Layout dataset entries
□ □ □ □ □ □ □

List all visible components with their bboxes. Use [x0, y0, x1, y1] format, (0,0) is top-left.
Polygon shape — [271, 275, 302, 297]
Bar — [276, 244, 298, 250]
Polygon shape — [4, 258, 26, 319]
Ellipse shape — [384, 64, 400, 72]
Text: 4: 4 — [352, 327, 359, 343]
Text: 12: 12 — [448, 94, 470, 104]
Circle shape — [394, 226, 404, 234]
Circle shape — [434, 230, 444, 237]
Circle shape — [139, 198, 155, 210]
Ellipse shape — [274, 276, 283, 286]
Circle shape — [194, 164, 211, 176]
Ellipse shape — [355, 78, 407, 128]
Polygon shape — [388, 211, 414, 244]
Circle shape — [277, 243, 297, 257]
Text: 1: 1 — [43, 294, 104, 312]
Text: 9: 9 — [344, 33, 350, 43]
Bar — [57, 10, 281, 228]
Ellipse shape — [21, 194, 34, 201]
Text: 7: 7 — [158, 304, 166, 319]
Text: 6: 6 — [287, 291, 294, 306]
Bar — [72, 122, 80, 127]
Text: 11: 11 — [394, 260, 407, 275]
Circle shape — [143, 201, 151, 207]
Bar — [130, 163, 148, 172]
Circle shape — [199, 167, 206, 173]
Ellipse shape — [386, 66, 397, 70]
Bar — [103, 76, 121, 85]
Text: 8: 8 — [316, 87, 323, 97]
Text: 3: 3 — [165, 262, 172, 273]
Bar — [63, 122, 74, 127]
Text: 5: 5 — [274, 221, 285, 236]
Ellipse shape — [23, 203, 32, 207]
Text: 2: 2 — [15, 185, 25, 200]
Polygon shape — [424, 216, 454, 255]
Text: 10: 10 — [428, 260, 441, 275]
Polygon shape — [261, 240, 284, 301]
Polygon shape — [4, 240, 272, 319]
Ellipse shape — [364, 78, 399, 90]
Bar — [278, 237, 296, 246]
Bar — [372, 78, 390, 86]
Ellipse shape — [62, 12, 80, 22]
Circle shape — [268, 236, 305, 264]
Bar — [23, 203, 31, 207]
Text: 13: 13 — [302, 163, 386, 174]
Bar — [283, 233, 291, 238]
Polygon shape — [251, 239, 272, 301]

□ □ □ □ □ □ □

Render every line of the records above as a JSON list of strings, with one string per line and no blank lines.

_ANSWER TO THE EXERCISE_:
[
  "List all visible components with their bboxes. Use [x0, y0, x1, y1] format, (0,0) is top-left.",
  "Polygon shape — [271, 275, 302, 297]",
  "Bar — [276, 244, 298, 250]",
  "Polygon shape — [4, 258, 26, 319]",
  "Ellipse shape — [384, 64, 400, 72]",
  "Text: 4: 4 — [352, 327, 359, 343]",
  "Text: 12: 12 — [448, 94, 470, 104]",
  "Circle shape — [394, 226, 404, 234]",
  "Circle shape — [434, 230, 444, 237]",
  "Circle shape — [139, 198, 155, 210]",
  "Ellipse shape — [274, 276, 283, 286]",
  "Circle shape — [194, 164, 211, 176]",
  "Ellipse shape — [355, 78, 407, 128]",
  "Polygon shape — [388, 211, 414, 244]",
  "Circle shape — [277, 243, 297, 257]",
  "Text: 1: 1 — [43, 294, 104, 312]",
  "Text: 9: 9 — [344, 33, 350, 43]",
  "Bar — [57, 10, 281, 228]",
  "Ellipse shape — [21, 194, 34, 201]",
  "Text: 7: 7 — [158, 304, 166, 319]",
  "Text: 6: 6 — [287, 291, 294, 306]",
  "Bar — [72, 122, 80, 127]",
  "Text: 11: 11 — [394, 260, 407, 275]",
  "Circle shape — [143, 201, 151, 207]",
  "Bar — [130, 163, 148, 172]",
  "Circle shape — [199, 167, 206, 173]",
  "Ellipse shape — [386, 66, 397, 70]",
  "Bar — [103, 76, 121, 85]",
  "Text: 8: 8 — [316, 87, 323, 97]",
  "Text: 3: 3 — [165, 262, 172, 273]",
  "Bar — [63, 122, 74, 127]",
  "Text: 5: 5 — [274, 221, 285, 236]",
  "Ellipse shape — [23, 203, 32, 207]",
  "Text: 2: 2 — [15, 185, 25, 200]",
  "Polygon shape — [424, 216, 454, 255]",
  "Text: 10: 10 — [428, 260, 441, 275]",
  "Polygon shape — [261, 240, 284, 301]",
  "Polygon shape — [4, 240, 272, 319]",
  "Ellipse shape — [364, 78, 399, 90]",
  "Bar — [278, 237, 296, 246]",
  "Bar — [372, 78, 390, 86]",
  "Ellipse shape — [62, 12, 80, 22]",
  "Circle shape — [268, 236, 305, 264]",
  "Bar — [23, 203, 31, 207]",
  "Text: 13: 13 — [302, 163, 386, 174]",
  "Bar — [283, 233, 291, 238]",
  "Polygon shape — [251, 239, 272, 301]"
]